■ Work to be completed: How many lines in the records below contain the word "this"? Give only the number.

***** Provided information

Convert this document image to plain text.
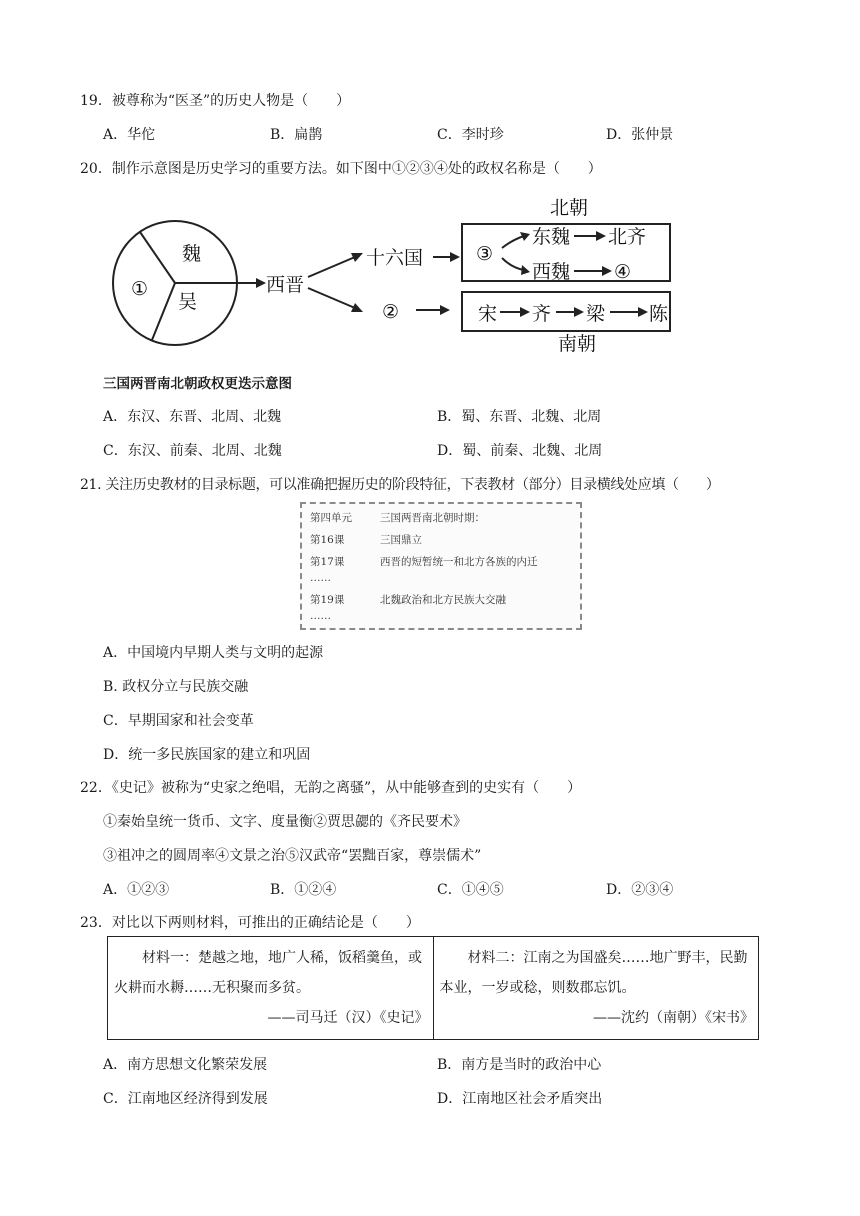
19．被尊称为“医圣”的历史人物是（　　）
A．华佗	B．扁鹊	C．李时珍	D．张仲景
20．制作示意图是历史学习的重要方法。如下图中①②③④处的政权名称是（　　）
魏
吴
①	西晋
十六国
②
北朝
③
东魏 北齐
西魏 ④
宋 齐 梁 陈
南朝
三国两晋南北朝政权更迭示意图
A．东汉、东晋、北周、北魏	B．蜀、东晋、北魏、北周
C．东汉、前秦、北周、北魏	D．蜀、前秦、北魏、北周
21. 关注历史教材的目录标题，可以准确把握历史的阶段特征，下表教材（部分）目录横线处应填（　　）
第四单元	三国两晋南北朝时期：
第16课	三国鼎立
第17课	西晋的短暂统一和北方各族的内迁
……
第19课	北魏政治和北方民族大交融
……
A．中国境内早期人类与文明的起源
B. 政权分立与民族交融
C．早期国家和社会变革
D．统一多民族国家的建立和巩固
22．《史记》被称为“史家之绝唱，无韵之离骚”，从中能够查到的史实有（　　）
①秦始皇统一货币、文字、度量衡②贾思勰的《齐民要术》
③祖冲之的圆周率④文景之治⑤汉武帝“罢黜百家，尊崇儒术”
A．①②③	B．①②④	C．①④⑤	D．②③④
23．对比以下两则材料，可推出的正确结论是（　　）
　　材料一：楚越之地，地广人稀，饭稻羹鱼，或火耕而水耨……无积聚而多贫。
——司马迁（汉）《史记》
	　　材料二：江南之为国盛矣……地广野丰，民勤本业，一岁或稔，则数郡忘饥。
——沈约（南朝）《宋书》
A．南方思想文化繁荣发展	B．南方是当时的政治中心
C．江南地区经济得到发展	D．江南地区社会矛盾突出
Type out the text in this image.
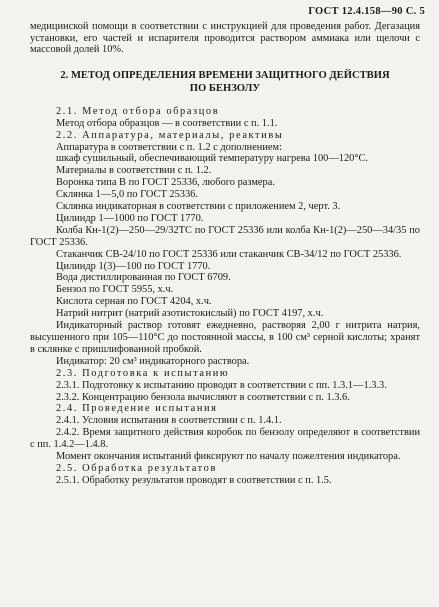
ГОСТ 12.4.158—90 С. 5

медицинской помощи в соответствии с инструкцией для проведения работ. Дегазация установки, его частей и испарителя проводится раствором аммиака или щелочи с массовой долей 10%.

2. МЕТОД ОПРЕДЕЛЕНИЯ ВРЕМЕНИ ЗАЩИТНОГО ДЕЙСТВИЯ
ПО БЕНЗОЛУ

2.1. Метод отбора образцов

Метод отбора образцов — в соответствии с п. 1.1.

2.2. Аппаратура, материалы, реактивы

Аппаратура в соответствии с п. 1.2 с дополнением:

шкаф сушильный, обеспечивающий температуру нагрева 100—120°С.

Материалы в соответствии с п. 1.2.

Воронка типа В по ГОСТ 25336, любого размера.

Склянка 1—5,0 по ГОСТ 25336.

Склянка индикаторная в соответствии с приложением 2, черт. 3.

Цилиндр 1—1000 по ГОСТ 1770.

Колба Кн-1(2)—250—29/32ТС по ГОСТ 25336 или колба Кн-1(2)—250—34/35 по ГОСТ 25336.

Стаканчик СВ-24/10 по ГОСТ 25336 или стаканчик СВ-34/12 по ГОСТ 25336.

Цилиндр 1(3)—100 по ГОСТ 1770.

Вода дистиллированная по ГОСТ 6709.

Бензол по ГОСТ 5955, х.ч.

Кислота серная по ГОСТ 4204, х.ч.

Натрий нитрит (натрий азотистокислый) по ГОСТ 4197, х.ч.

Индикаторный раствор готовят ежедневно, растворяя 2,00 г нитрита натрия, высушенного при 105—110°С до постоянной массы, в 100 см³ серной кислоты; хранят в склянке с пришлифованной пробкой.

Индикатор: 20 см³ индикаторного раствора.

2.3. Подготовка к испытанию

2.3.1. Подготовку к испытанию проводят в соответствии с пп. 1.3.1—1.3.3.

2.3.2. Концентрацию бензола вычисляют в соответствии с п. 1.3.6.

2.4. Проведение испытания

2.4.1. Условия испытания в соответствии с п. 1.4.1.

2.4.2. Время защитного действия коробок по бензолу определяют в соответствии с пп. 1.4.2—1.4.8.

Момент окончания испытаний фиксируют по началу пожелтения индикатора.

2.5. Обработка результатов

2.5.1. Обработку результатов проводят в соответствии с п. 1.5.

**********

■ Finished exercise: 2